START INPUT FOR THIS TASK

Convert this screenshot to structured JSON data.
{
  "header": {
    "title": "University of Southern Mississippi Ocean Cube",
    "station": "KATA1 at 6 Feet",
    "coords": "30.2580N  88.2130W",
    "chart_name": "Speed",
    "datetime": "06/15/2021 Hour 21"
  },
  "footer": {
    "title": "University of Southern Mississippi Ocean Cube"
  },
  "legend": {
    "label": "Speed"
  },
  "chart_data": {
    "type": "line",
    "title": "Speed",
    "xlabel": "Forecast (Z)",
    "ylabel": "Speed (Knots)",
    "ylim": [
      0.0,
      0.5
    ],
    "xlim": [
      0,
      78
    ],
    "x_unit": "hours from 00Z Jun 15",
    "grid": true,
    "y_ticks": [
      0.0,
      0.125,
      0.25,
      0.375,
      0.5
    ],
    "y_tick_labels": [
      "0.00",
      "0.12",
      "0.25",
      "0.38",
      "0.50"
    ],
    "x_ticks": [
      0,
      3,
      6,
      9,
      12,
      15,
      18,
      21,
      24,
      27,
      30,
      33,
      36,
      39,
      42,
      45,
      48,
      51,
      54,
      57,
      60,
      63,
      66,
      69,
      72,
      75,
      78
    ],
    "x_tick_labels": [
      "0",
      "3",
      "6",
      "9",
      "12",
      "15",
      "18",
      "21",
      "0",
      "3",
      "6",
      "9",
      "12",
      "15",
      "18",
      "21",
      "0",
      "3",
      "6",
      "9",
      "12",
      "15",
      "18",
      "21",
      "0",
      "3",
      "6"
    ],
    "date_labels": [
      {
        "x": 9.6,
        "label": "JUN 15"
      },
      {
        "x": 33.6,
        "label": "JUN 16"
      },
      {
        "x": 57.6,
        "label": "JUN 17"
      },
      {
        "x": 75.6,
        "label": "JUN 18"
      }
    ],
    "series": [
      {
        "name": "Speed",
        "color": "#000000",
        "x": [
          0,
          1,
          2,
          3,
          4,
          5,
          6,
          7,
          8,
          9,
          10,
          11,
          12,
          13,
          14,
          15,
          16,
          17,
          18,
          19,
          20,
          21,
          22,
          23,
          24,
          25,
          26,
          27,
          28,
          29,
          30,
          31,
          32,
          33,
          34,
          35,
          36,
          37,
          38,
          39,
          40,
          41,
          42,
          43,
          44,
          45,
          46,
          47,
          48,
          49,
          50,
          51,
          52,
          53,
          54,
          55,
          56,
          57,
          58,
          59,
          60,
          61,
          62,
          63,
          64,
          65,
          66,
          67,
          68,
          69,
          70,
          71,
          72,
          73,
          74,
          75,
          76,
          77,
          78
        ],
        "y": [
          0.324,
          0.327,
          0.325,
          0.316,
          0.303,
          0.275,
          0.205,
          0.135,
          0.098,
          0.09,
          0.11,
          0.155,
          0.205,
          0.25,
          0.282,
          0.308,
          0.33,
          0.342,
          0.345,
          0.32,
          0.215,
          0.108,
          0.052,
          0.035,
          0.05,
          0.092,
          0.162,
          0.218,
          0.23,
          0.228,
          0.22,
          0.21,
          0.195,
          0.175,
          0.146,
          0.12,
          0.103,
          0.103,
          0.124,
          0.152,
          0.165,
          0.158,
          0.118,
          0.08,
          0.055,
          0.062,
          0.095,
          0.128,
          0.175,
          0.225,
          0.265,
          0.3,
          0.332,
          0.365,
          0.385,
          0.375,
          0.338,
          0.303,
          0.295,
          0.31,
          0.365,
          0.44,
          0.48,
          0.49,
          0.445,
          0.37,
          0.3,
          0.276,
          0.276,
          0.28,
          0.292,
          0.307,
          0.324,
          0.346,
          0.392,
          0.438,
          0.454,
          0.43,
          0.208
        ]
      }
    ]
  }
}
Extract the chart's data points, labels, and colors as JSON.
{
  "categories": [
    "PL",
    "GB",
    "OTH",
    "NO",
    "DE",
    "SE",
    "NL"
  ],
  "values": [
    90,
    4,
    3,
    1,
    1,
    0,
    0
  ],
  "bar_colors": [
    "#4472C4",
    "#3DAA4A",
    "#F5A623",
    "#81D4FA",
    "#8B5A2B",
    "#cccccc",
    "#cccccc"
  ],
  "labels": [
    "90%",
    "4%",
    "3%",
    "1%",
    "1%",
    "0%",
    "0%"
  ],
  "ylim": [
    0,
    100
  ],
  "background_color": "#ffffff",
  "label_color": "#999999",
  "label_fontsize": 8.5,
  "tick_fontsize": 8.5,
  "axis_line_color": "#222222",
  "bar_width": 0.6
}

END INPUT FOR THIS TASK

> _WRITTEN REQUEST_
From the data above, extract every line in its exact form.

> _WRITTEN RESPONSE_
Convert this screenshot to structured JSON data.
{
  "header": {
    "title": "University of Southern Mississippi Ocean Cube",
    "station": "KATA1 at 6 Feet",
    "coords": "30.2580N  88.2130W",
    "chart_name": "Speed",
    "datetime": "06/15/2021 Hour 21"
  },
  "footer": {
    "title": "University of Southern Mississippi Ocean Cube"
  },
  "legend": {
    "label": "Speed"
  },
  "chart_data": {
    "type": "line",
    "title": "Speed",
    "xlabel": "Forecast (Z)",
    "ylabel": "Speed (Knots)",
    "ylim": [
      0.0,
      0.5
    ],
    "xlim": [
      0,
      78
    ],
    "x_unit": "hours from 00Z Jun 15",
    "grid": true,
    "y_ticks": [
      0.0,
      0.125,
      0.25,
      0.375,
      0.5
    ],
    "y_tick_labels": [
      "0.00",
      "0.12",
      "0.25",
      "0.38",
      "0.50"
    ],
    "x_ticks": [
      0,
      3,
      6,
      9,
      12,
      15,
      18,
      21,
      24,
      27,
      30,
      33,
      36,
      39,
      42,
      45,
      48,
      51,
      54,
      57,
      60,
      63,
      66,
      69,
      72,
      75,
      78
    ],
    "x_tick_labels": [
      "0",
      "3",
      "6",
      "9",
      "12",
      "15",
      "18",
      "21",
      "0",
      "3",
      "6",
      "9",
      "12",
      "15",
      "18",
      "21",
      "0",
      "3",
      "6",
      "9",
      "12",
      "15",
      "18",
      "21",
      "0",
      "3",
      "6"
    ],
    "date_labels": [
      {
        "x": 9.6,
        "label": "JUN 15"
      },
      {
        "x": 33.6,
        "label": "JUN 16"
      },
      {
        "x": 57.6,
        "label": "JUN 17"
      },
      {
        "x": 75.6,
        "label": "JUN 18"
      }
    ],
    "series": [
      {
        "name": "Speed",
        "color": "#000000",
        "x": [
          0,
          1,
          2,
          3,
          4,
          5,
          6,
          7,
          8,
          9,
          10,
          11,
          12,
          13,
          14,
          15,
          16,
          17,
          18,
          19,
          20,
          21,
          22,
          23,
          24,
          25,
          26,
          27,
          28,
          29,
          30,
          31,
          32,
          33,
          34,
          35,
          36,
          37,
          38,
          39,
          40,
          41,
          42,
          43,
          44,
          45,
          46,
          47,
          48,
          49,
          50,
          51,
          52,
          53,
          54,
          55,
          56,
          57,
          58,
          59,
          60,
          61,
          62,
          63,
          64,
          65,
          66,
          67,
          68,
          69,
          70,
          71,
          72,
          73,
          74,
          75,
          76,
          77,
          78
        ],
        "y": [
          0.324,
          0.327,
          0.325,
          0.316,
          0.303,
          0.275,
          0.205,
          0.135,
          0.098,
          0.09,
          0.11,
          0.155,
          0.205,
          0.25,
          0.282,
          0.308,
          0.33,
          0.342,
          0.345,
          0.32,
          0.215,
          0.108,
          0.052,
          0.035,
          0.05,
          0.092,
          0.162,
          0.218,
          0.23,
          0.228,
          0.22,
          0.21,
          0.195,
          0.175,
          0.146,
          0.12,
          0.103,
          0.103,
          0.124,
          0.152,
          0.165,
          0.158,
          0.118,
          0.08,
          0.055,
          0.062,
          0.095,
          0.128,
          0.175,
          0.225,
          0.265,
          0.3,
          0.332,
          0.365,
          0.385,
          0.375,
          0.338,
          0.303,
          0.295,
          0.31,
          0.365,
          0.44,
          0.48,
          0.49,
          0.445,
          0.37,
          0.3,
          0.276,
          0.276,
          0.28,
          0.292,
          0.307,
          0.324,
          0.346,
          0.392,
          0.438,
          0.454,
          0.43,
          0.208
        ]
      }
    ]
  }
}
Extract the chart's data points, labels, and colors as JSON.
{
  "categories": [
    "PL",
    "GB",
    "OTH",
    "NO",
    "DE",
    "SE",
    "NL"
  ],
  "values": [
    90,
    4,
    3,
    1,
    1,
    0,
    0
  ],
  "bar_colors": [
    "#4472C4",
    "#3DAA4A",
    "#F5A623",
    "#81D4FA",
    "#8B5A2B",
    "#cccccc",
    "#cccccc"
  ],
  "labels": [
    "90%",
    "4%",
    "3%",
    "1%",
    "1%",
    "0%",
    "0%"
  ],
  "ylim": [
    0,
    100
  ],
  "background_color": "#ffffff",
  "label_color": "#999999",
  "label_fontsize": 8.5,
  "tick_fontsize": 8.5,
  "axis_line_color": "#222222",
  "bar_width": 0.6
}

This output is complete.